Figure record listings:
***

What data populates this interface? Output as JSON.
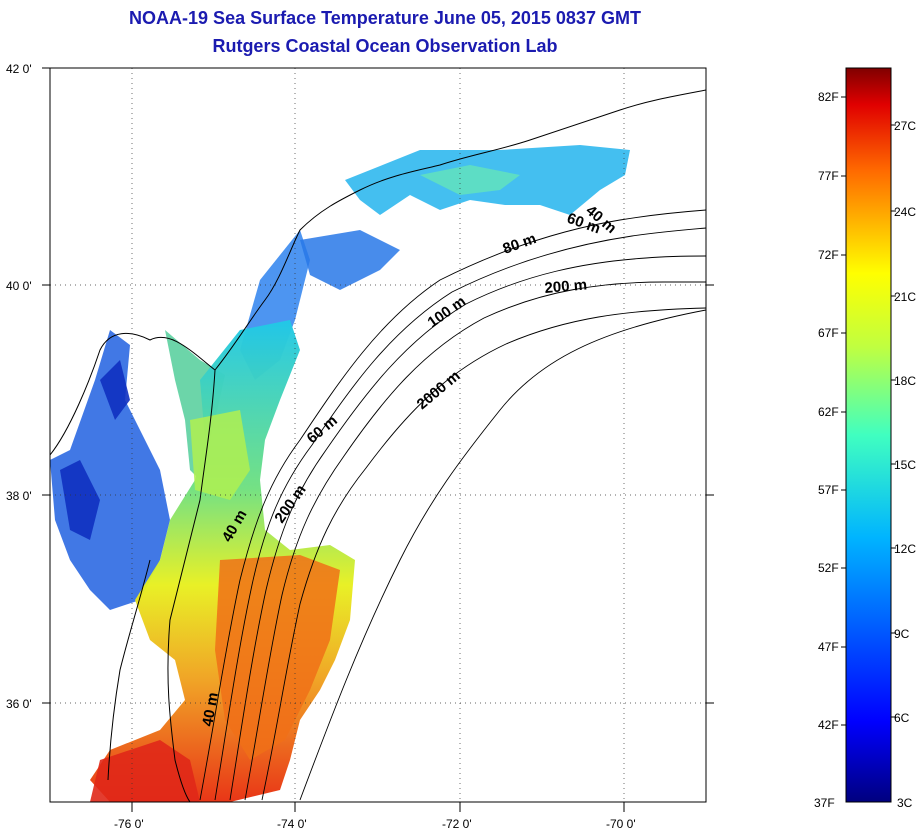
{
  "title": {
    "line1": "NOAA-19 Sea Surface Temperature June 05, 2015 0837 GMT",
    "line2": "Rutgers Coastal Ocean Observation Lab"
  },
  "axes": {
    "lat_ticks": [
      "42 0'",
      "40 0'",
      "38 0'",
      "36 0'"
    ],
    "lon_ticks": [
      "-76 0'",
      "-74 0'",
      "-72 0'",
      "-70 0'"
    ]
  },
  "contours": {
    "c1": "40 m",
    "c2": "60 m",
    "c3": "80 m",
    "c4": "200 m",
    "c5": "100 m",
    "c6": "2000 m",
    "c7": "60 m",
    "c8": "200 m",
    "c9": "40 m",
    "c10": "40 m"
  },
  "colorbar": {
    "f_labels": [
      "82F",
      "77F",
      "72F",
      "67F",
      "62F",
      "57F",
      "52F",
      "47F",
      "42F",
      "37F"
    ],
    "c_labels": [
      "27C",
      "24C",
      "21C",
      "18C",
      "15C",
      "12C",
      "9C",
      "6C",
      "3C"
    ]
  },
  "colors": {
    "title": "#1b1bb0",
    "land": "#ffffff",
    "cold": "#0a1a9a",
    "warm": "#d81010"
  }
}
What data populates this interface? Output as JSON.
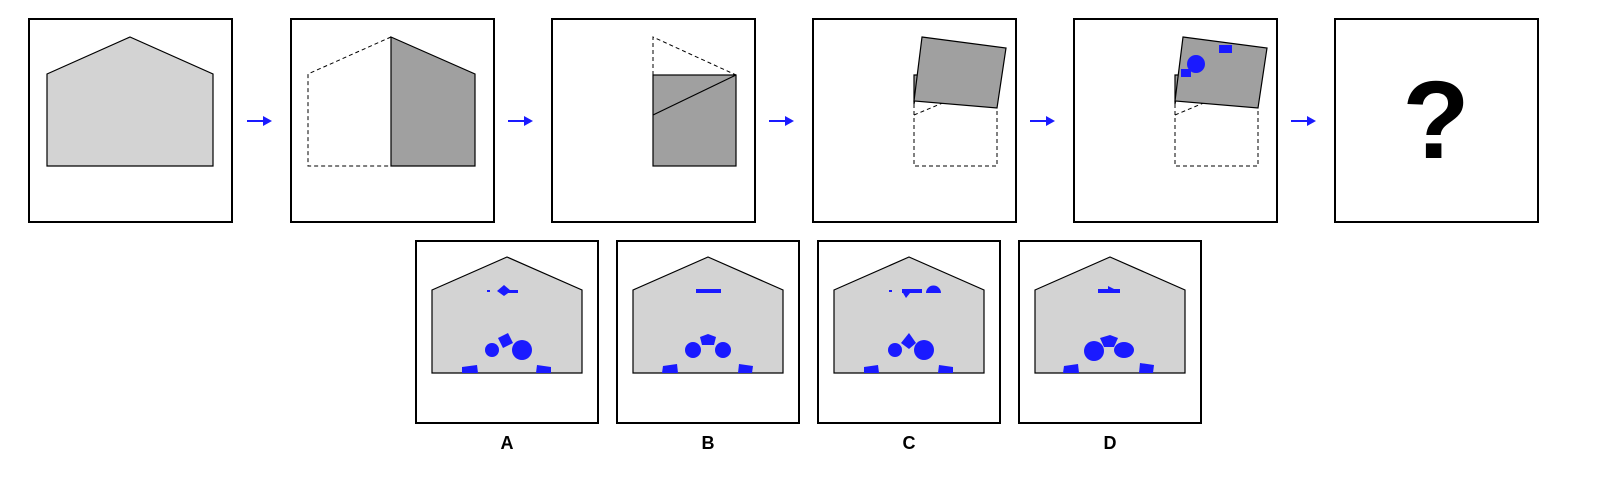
{
  "question_mark": "?",
  "options": [
    {
      "label": "A"
    },
    {
      "label": "B"
    },
    {
      "label": "C"
    },
    {
      "label": "D"
    }
  ],
  "colors": {
    "paper": "#d3d3d3",
    "folded_flap": "#a0a0a0",
    "hole": "#1a1aff",
    "arrow": "#1a1aff"
  },
  "icons": [
    "arrow-right-icon"
  ]
}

***

Restate each entry word for word, leaving out any pictures.

_EXERCISE RESULT_:
What data populates this interface? Output as JSON.
{
  "title": {
    "line1": "NOAA-19 Sea Surface Temperature June 05, 2015 0837 GMT",
    "line2": "Rutgers Coastal Ocean Observation Lab"
  },
  "axes": {
    "lat_ticks": [
      "42 0'",
      "40 0'",
      "38 0'",
      "36 0'"
    ],
    "lon_ticks": [
      "-76 0'",
      "-74 0'",
      "-72 0'",
      "-70 0'"
    ]
  },
  "contours": {
    "c1": "40 m",
    "c2": "60 m",
    "c3": "80 m",
    "c4": "200 m",
    "c5": "100 m",
    "c6": "2000 m",
    "c7": "60 m",
    "c8": "200 m",
    "c9": "40 m",
    "c10": "40 m"
  },
  "colorbar": {
    "f_labels": [
      "82F",
      "77F",
      "72F",
      "67F",
      "62F",
      "57F",
      "52F",
      "47F",
      "42F",
      "37F"
    ],
    "c_labels": [
      "27C",
      "24C",
      "21C",
      "18C",
      "15C",
      "12C",
      "9C",
      "6C",
      "3C"
    ]
  },
  "colors": {
    "title": "#1b1bb0",
    "land": "#ffffff",
    "cold": "#0a1a9a",
    "warm": "#d81010"
  }
}
What data populates this interface? Output as JSON.
{
  "question_mark": "?",
  "options": [
    {
      "label": "A"
    },
    {
      "label": "B"
    },
    {
      "label": "C"
    },
    {
      "label": "D"
    }
  ],
  "colors": {
    "paper": "#d3d3d3",
    "folded_flap": "#a0a0a0",
    "hole": "#1a1aff",
    "arrow": "#1a1aff"
  },
  "icons": [
    "arrow-right-icon"
  ]
}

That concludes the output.